What this task involves
Draw out every line with the word "title" from the listing below.

Data to use
#####

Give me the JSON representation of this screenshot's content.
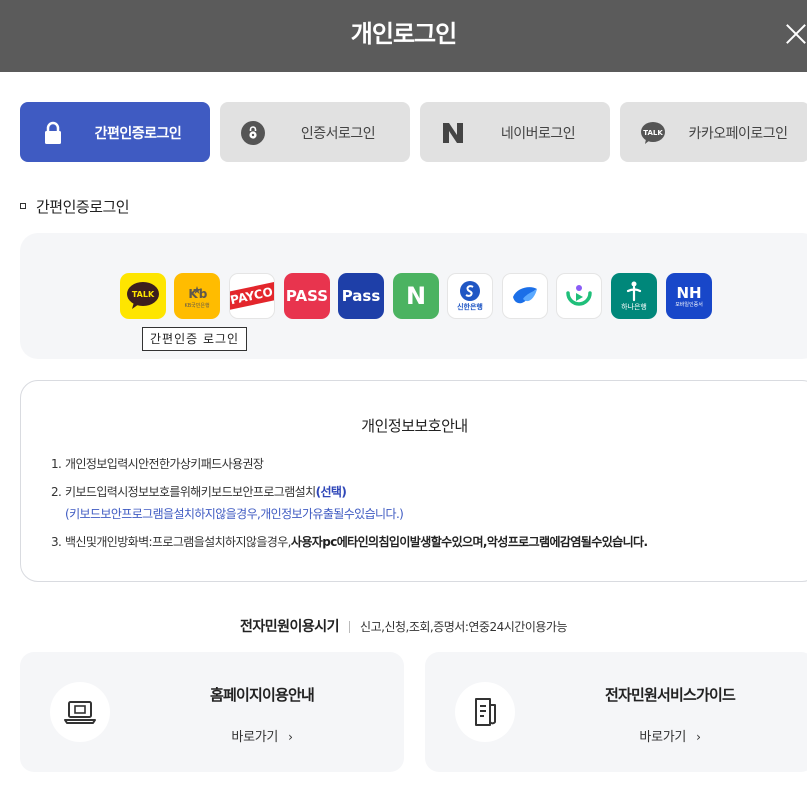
{
  "header": {
    "title": "개인로그인"
  },
  "tabs": [
    {
      "label": "간편인증로그인",
      "icon": "lock-icon",
      "active": true
    },
    {
      "label": "인증서로그인",
      "icon": "certificate-icon",
      "active": false
    },
    {
      "label": "네이버로그인",
      "icon": "naver-icon",
      "active": false
    },
    {
      "label": "카카오페이로그인",
      "icon": "kakao-talk-icon",
      "active": false
    }
  ],
  "section": {
    "title": "간편인증로그인"
  },
  "certs": {
    "kakao": "TALK",
    "kb": "KB국민은행",
    "payco": "PAYCO",
    "pass_red": "PASS",
    "pass_blue": "Pass",
    "naver": "N",
    "shinhan": "신한은행",
    "toss": "toss-icon",
    "banksalad": "banksalad-icon",
    "hana": "하나은행",
    "nh_top": "NH",
    "nh_bottom": "모바일인증서"
  },
  "tooltip": "간편인증 로그인",
  "privacy": {
    "title": "개인정보보호안내",
    "items": [
      {
        "num": "1.",
        "text": "개인정보입력시안전한가상키패드사용권장"
      },
      {
        "num": "2.",
        "text": "키보드입력시정보보호를위해키보드보안프로그램설치",
        "highlight": "(선택)",
        "sub": "(키보드보안프로그램을설치하지않을경우,개인정보가유출될수있습니다.)"
      },
      {
        "num": "3.",
        "text": "백신및개인방화벽:프로그램을설치하지않을경우,",
        "strong": "사용자pc에타인의침입이발생할수있으며,악성프로그램에감염될수있습니다."
      }
    ]
  },
  "usage": {
    "label": "전자민원이용시기",
    "value": "신고,신청,조회,증명서:연중24시간이용가능"
  },
  "cards": [
    {
      "title": "홈페이지이용안내",
      "link": "바로가기",
      "icon": "laptop-icon"
    },
    {
      "title": "전자민원서비스가이드",
      "link": "바로가기",
      "icon": "document-icon"
    }
  ],
  "colors": {
    "header": "#5b5b5b",
    "accent": "#3f5bc2",
    "tab_inactive": "#e1e1e1",
    "panel": "#f5f6f8"
  }
}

#####

Right answer
    "title": "개인로그인"
    "title": "간편인증로그인"
    "title": "개인정보보호안내",
      "title": "홈페이지이용안내",
      "title": "전자민원서비스가이드",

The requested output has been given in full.